>> Start

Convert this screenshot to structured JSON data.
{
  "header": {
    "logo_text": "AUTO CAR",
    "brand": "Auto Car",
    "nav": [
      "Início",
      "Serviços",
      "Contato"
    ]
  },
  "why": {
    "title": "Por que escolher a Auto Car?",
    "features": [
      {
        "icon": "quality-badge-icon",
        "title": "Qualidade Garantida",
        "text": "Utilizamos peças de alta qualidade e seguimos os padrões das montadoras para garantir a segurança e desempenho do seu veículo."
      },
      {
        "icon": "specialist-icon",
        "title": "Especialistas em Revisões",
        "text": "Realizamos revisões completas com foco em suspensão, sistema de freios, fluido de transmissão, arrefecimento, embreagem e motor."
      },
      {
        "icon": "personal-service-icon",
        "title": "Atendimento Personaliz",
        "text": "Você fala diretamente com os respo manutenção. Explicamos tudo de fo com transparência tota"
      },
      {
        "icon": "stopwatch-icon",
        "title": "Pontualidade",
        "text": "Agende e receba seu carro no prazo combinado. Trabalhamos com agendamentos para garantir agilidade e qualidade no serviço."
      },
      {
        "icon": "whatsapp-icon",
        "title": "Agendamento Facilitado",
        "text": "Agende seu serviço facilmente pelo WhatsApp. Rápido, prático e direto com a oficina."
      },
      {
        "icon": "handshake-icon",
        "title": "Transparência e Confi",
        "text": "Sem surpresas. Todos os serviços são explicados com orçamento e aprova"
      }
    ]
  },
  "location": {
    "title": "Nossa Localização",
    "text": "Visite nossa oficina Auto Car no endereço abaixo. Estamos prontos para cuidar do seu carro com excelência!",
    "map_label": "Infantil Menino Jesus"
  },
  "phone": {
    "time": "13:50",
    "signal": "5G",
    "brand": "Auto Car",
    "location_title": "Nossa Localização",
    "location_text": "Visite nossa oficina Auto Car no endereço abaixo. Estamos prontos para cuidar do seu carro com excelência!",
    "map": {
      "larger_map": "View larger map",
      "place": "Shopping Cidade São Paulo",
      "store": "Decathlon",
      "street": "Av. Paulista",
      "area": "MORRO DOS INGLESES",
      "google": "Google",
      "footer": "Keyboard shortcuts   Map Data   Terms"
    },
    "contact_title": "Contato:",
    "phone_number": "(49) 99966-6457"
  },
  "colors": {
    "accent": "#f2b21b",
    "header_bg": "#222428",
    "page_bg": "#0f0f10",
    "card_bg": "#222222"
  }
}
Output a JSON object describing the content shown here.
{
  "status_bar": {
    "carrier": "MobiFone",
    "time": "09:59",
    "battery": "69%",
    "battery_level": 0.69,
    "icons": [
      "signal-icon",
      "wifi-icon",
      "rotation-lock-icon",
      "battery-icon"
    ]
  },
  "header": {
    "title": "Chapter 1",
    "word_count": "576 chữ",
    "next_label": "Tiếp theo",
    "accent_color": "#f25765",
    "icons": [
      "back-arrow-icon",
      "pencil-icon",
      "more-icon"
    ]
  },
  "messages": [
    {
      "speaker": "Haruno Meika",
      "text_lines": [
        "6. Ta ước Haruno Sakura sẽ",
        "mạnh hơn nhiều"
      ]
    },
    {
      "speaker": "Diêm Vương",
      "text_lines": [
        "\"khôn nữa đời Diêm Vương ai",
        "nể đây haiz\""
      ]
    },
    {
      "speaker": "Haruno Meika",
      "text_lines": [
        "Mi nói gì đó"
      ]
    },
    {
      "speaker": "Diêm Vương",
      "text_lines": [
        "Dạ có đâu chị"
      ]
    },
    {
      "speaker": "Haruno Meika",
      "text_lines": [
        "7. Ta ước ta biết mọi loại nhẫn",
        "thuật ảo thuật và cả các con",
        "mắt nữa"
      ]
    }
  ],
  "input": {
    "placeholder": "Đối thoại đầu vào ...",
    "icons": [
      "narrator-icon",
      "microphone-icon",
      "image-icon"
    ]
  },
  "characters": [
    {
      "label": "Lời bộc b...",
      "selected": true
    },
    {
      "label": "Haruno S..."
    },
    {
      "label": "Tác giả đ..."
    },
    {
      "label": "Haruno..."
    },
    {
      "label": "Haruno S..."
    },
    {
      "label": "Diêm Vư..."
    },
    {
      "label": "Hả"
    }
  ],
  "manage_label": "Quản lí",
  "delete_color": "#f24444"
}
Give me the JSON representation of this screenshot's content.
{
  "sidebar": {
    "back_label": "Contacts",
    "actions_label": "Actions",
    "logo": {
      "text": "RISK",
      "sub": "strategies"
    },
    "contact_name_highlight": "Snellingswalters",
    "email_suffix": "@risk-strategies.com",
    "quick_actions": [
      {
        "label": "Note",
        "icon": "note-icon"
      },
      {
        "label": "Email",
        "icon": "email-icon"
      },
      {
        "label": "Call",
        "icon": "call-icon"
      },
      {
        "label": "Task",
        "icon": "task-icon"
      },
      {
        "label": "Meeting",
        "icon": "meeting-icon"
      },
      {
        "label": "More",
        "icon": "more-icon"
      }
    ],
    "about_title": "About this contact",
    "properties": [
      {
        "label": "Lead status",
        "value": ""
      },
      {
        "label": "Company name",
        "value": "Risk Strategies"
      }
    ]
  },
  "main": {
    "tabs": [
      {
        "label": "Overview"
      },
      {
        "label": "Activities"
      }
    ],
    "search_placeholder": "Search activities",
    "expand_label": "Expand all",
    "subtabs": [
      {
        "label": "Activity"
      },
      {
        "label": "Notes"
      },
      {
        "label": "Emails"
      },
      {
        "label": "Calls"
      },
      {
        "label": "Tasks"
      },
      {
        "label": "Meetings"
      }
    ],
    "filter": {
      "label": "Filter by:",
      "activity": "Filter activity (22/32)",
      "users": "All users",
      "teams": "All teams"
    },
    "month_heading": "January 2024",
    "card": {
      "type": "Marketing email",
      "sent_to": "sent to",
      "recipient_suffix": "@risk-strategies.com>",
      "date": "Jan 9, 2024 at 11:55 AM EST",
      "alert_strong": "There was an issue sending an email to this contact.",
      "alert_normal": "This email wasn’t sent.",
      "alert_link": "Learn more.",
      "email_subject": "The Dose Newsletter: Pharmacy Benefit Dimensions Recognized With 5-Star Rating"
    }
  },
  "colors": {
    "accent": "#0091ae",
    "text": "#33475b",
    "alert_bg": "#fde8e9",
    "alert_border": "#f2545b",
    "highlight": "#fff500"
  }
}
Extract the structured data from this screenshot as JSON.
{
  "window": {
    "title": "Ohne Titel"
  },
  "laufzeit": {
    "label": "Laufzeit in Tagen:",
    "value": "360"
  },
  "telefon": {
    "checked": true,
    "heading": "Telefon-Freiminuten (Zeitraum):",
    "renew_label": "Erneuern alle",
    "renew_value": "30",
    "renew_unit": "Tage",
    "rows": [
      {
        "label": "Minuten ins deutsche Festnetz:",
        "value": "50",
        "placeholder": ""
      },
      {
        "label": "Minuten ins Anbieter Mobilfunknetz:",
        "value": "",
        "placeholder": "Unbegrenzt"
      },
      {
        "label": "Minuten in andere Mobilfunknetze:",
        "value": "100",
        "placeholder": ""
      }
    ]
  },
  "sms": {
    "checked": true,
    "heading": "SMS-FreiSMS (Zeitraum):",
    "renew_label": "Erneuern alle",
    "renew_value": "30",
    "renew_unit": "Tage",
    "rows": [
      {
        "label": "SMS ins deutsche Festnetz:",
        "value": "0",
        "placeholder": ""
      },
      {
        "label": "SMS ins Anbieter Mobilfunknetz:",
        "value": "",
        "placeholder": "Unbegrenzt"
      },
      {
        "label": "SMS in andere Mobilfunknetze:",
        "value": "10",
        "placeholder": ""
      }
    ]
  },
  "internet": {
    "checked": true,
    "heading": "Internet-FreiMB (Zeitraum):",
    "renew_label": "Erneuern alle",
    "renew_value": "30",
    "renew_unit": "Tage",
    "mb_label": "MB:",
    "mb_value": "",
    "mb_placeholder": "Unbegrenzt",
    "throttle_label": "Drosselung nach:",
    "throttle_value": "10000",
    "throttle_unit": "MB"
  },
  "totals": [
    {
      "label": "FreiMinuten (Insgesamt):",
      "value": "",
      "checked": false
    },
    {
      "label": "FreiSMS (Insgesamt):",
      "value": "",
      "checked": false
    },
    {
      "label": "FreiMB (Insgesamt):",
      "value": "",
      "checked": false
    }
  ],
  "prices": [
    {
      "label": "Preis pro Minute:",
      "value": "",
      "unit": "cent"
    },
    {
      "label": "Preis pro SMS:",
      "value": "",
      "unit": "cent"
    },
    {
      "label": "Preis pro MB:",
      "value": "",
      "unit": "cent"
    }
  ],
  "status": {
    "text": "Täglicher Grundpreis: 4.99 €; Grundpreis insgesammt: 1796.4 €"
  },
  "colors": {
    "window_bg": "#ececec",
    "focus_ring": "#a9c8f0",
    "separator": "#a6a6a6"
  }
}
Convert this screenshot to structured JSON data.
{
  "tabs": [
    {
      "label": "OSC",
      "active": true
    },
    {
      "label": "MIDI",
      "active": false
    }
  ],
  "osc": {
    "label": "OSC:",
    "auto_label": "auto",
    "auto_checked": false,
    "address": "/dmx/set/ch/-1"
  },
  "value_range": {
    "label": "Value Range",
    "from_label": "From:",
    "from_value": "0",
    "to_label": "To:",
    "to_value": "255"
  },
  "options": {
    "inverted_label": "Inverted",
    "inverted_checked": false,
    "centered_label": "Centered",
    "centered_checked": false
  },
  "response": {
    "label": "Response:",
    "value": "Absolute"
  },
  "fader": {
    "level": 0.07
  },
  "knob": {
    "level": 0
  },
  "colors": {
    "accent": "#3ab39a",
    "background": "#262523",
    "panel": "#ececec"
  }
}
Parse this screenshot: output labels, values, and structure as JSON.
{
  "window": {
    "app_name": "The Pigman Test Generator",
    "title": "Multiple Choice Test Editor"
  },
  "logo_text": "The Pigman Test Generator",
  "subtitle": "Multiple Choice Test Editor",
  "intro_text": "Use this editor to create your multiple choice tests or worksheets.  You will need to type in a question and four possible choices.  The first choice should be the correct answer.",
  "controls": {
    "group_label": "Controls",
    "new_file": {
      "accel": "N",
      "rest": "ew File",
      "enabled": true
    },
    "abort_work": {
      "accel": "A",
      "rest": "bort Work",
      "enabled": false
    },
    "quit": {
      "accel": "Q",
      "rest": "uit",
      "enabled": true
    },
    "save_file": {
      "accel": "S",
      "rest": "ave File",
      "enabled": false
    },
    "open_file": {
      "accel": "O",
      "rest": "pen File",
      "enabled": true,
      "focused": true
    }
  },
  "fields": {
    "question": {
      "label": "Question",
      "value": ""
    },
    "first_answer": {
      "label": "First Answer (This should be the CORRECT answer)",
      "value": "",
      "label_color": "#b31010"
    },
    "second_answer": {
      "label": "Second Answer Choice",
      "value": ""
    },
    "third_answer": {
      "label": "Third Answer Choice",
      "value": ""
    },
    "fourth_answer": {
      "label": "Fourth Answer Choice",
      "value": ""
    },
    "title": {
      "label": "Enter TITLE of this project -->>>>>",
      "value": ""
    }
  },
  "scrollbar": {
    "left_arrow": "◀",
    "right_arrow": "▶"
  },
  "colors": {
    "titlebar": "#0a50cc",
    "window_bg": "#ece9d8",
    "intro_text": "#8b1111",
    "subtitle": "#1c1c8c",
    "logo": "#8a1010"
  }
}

>> End

**Instructions to follow**
Choose all lines containing the string "garantir" and copy them out.

**Correct result**
        "text": "Utilizamos peças de alta qualidade e seguimos os padrões das montadoras para garantir a segurança e desempenho do seu veículo."
        "text": "Agende e receba seu carro no prazo combinado. Trabalhamos com agendamentos para garantir agilidade e qualidade no serviço."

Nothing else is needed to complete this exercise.